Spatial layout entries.
----------

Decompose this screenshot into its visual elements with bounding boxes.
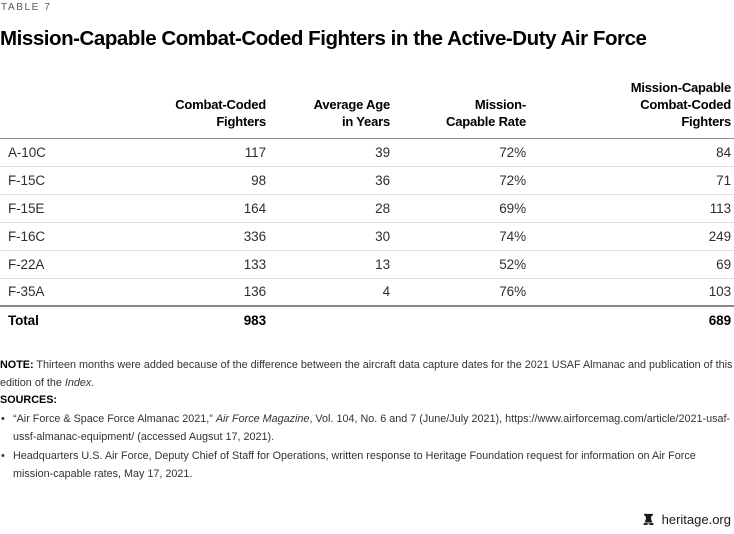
total-combat-coded-cell: 983 — [243, 313, 266, 329]
combat-coded-cell: 117 — [96, 138, 266, 167]
mc-fighters-cell: 69 — [526, 250, 734, 279]
mc-rate-cell: 72% — [390, 138, 526, 167]
total-mc-rate-cell — [390, 306, 526, 334]
source-url-link[interactable]: article/2021-usaf-ussf-almanac-equipment… — [13, 413, 731, 443]
aircraft-name-cell: A-10C — [0, 138, 96, 167]
avg-age-cell: 28 — [266, 194, 390, 223]
column-header-mc-combat-coded: Mission-Capable Combat-Coded Fighters — [526, 79, 734, 139]
combat-coded-cell: 336 — [96, 222, 266, 251]
table-row: F-15E 164 28 69% 113 — [0, 194, 734, 223]
source-text: “Air Force & Space Force Almanac 2021,” — [13, 413, 216, 426]
mc-fighters-cell: 71 — [526, 166, 734, 195]
mc-rate-cell: 72% — [390, 166, 526, 195]
avg-age-cell: 13 — [266, 250, 390, 279]
mc-rate-cell: 74% — [390, 222, 526, 251]
column-header-combat-coded: Combat-Coded Fighters — [96, 79, 266, 139]
table-row: F-15C 98 36 72% 71 — [0, 166, 734, 195]
combat-coded-cell: 98 — [96, 166, 266, 195]
avg-age-cell: 4 — [266, 278, 390, 308]
combat-coded-cell: 133 — [96, 250, 266, 279]
aircraft-name-cell: F-22A — [0, 250, 96, 279]
liberty-bell-icon — [641, 513, 656, 527]
combat-coded-cell: 164 — [96, 194, 266, 223]
total-mc-fighters-cell: 689 — [708, 313, 731, 329]
aircraft-name-cell: F-16C — [0, 222, 96, 251]
heritage-site-link[interactable]: heritage.org — [661, 512, 731, 527]
table-row: F-16C 336 30 74% 249 — [0, 222, 734, 251]
total-label-cell: Total — [8, 313, 39, 329]
mc-fighters-cell: 84 — [526, 138, 734, 167]
avg-age-cell: 36 — [266, 166, 390, 195]
table-title: Mission-Capable Combat-Coded Fighters in… — [0, 27, 647, 50]
sources-list: “Air Force & Space Force Almanac 2021,” … — [0, 411, 734, 483]
avg-age-cell: 30 — [266, 222, 390, 251]
mc-rate-cell: 76% — [390, 278, 526, 308]
aircraft-name-cell: F-15C — [0, 166, 96, 195]
source-item: Headquarters U.S. Air Force, Deputy Chie… — [0, 448, 734, 483]
notes-section: NOTE: Thirteen months were added because… — [0, 357, 734, 483]
table-row: F-35A 136 4 76% 103 — [0, 278, 734, 308]
sources-label: SOURCES: — [0, 393, 57, 406]
avg-age-cell: 39 — [266, 138, 390, 167]
source-publication: Air Force Magazine — [215, 413, 310, 426]
mc-fighters-cell: 113 — [526, 194, 734, 223]
note-italic-title: Index — [64, 376, 92, 389]
table-row: F-22A 133 13 52% 69 — [0, 250, 734, 279]
mc-rate-cell: 69% — [390, 194, 526, 223]
table-total-row: Total 983 689 — [0, 306, 734, 334]
column-header-average-age: Average Age in Years — [266, 79, 390, 139]
note-text: Thirteen months were added because of th… — [0, 359, 733, 389]
mc-fighters-cell: 103 — [526, 278, 734, 308]
aircraft-name-cell: F-15E — [0, 194, 96, 223]
source-url-link[interactable]: https://www.airforcemag.com/ — [505, 413, 647, 426]
combat-coded-cell: 136 — [96, 278, 266, 308]
fighters-table: Combat-Coded Fighters Average Age in Yea… — [0, 79, 734, 334]
heritage-footer: heritage.org — [641, 512, 731, 527]
note-paragraph: NOTE: Thirteen months were added because… — [0, 357, 734, 392]
aircraft-name-cell: F-35A — [0, 278, 96, 308]
mc-fighters-cell: 249 — [526, 222, 734, 251]
source-text: (accessed Augsut 17, 2021). — [134, 430, 275, 443]
table-number-label: TABLE 7 — [1, 2, 52, 13]
source-text: Headquarters U.S. Air Force, Deputy Chie… — [13, 450, 696, 480]
source-text: , Vol. 104, No. 6 and 7 (June/July 2021)… — [309, 413, 506, 426]
table-header: Combat-Coded Fighters Average Age in Yea… — [0, 79, 734, 139]
note-label: NOTE: — [0, 359, 34, 372]
table-row: A-10C 117 39 72% 84 — [0, 138, 734, 167]
total-avg-age-cell — [266, 306, 390, 334]
mc-rate-cell: 52% — [390, 250, 526, 279]
source-item: “Air Force & Space Force Almanac 2021,” … — [0, 411, 734, 446]
note-text-end: . — [91, 376, 95, 389]
column-header-mission-capable-rate: Mission- Capable Rate — [390, 79, 526, 139]
column-header-aircraft — [0, 79, 96, 139]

----------

Task goal.
Change every "aircraft-name-cell" in the listing to "aircraft-type-cell" and leave the rest of each line unchanged. Omit the picture line from the output.

Written answer.
Decompose this screenshot into its visual elements with bounding boxes.
total-combat-coded-cell: 983 — [243, 313, 266, 329]
combat-coded-cell: 117 — [96, 138, 266, 167]
mc-fighters-cell: 69 — [526, 250, 734, 279]
mc-rate-cell: 72% — [390, 138, 526, 167]
total-mc-rate-cell — [390, 306, 526, 334]
source-url-link[interactable]: article/2021-usaf-ussf-almanac-equipment… — [13, 413, 731, 443]
aircraft-type-cell: A-10C — [0, 138, 96, 167]
avg-age-cell: 28 — [266, 194, 390, 223]
column-header-mc-combat-coded: Mission-Capable Combat-Coded Fighters — [526, 79, 734, 139]
combat-coded-cell: 336 — [96, 222, 266, 251]
table-row: F-15E 164 28 69% 113 — [0, 194, 734, 223]
source-text: “Air Force & Space Force Almanac 2021,” — [13, 413, 216, 426]
mc-fighters-cell: 71 — [526, 166, 734, 195]
mc-rate-cell: 72% — [390, 166, 526, 195]
avg-age-cell: 13 — [266, 250, 390, 279]
mc-rate-cell: 74% — [390, 222, 526, 251]
column-header-combat-coded: Combat-Coded Fighters — [96, 79, 266, 139]
table-row: F-15C 98 36 72% 71 — [0, 166, 734, 195]
combat-coded-cell: 98 — [96, 166, 266, 195]
avg-age-cell: 4 — [266, 278, 390, 308]
combat-coded-cell: 133 — [96, 250, 266, 279]
aircraft-type-cell: F-22A — [0, 250, 96, 279]
liberty-bell-icon — [641, 513, 656, 527]
combat-coded-cell: 164 — [96, 194, 266, 223]
total-mc-fighters-cell: 689 — [708, 313, 731, 329]
aircraft-type-cell: F-16C — [0, 222, 96, 251]
heritage-site-link[interactable]: heritage.org — [661, 512, 731, 527]
table-row: F-16C 336 30 74% 249 — [0, 222, 734, 251]
total-label-cell: Total — [8, 313, 39, 329]
mc-fighters-cell: 84 — [526, 138, 734, 167]
avg-age-cell: 36 — [266, 166, 390, 195]
table-title: Mission-Capable Combat-Coded Fighters in… — [0, 27, 647, 50]
sources-list: “Air Force & Space Force Almanac 2021,” … — [0, 411, 734, 483]
avg-age-cell: 30 — [266, 222, 390, 251]
mc-rate-cell: 76% — [390, 278, 526, 308]
aircraft-type-cell: F-15C — [0, 166, 96, 195]
source-item: Headquarters U.S. Air Force, Deputy Chie… — [0, 448, 734, 483]
notes-section: NOTE: Thirteen months were added because… — [0, 357, 734, 483]
table-row: F-35A 136 4 76% 103 — [0, 278, 734, 308]
sources-label: SOURCES: — [0, 393, 57, 406]
avg-age-cell: 39 — [266, 138, 390, 167]
source-publication: Air Force Magazine — [215, 413, 310, 426]
mc-fighters-cell: 113 — [526, 194, 734, 223]
note-italic-title: Index — [64, 376, 92, 389]
table-row: F-22A 133 13 52% 69 — [0, 250, 734, 279]
mc-rate-cell: 69% — [390, 194, 526, 223]
table-total-row: Total 983 689 — [0, 306, 734, 334]
column-header-average-age: Average Age in Years — [266, 79, 390, 139]
note-text: Thirteen months were added because of th… — [0, 359, 733, 389]
mc-fighters-cell: 103 — [526, 278, 734, 308]
aircraft-type-cell: F-15E — [0, 194, 96, 223]
source-url-link[interactable]: https://www.airforcemag.com/ — [505, 413, 647, 426]
combat-coded-cell: 136 — [96, 278, 266, 308]
fighters-table: Combat-Coded Fighters Average Age in Yea… — [0, 79, 734, 334]
heritage-footer: heritage.org — [641, 512, 731, 527]
note-paragraph: NOTE: Thirteen months were added because… — [0, 357, 734, 392]
aircraft-type-cell: F-35A — [0, 278, 96, 308]
mc-fighters-cell: 249 — [526, 222, 734, 251]
source-text: (accessed Augsut 17, 2021). — [134, 430, 275, 443]
table-number-label: TABLE 7 — [1, 2, 52, 13]
source-text: Headquarters U.S. Air Force, Deputy Chie… — [13, 450, 696, 480]
source-text: , Vol. 104, No. 6 and 7 (June/July 2021)… — [309, 413, 506, 426]
table-header: Combat-Coded Fighters Average Age in Yea… — [0, 79, 734, 139]
note-label: NOTE: — [0, 359, 34, 372]
table-row: A-10C 117 39 72% 84 — [0, 138, 734, 167]
total-avg-age-cell — [266, 306, 390, 334]
mc-rate-cell: 52% — [390, 250, 526, 279]
source-item: “Air Force & Space Force Almanac 2021,” … — [0, 411, 734, 446]
note-text-end: . — [91, 376, 95, 389]
column-header-mission-capable-rate: Mission- Capable Rate — [390, 79, 526, 139]
column-header-aircraft — [0, 79, 96, 139]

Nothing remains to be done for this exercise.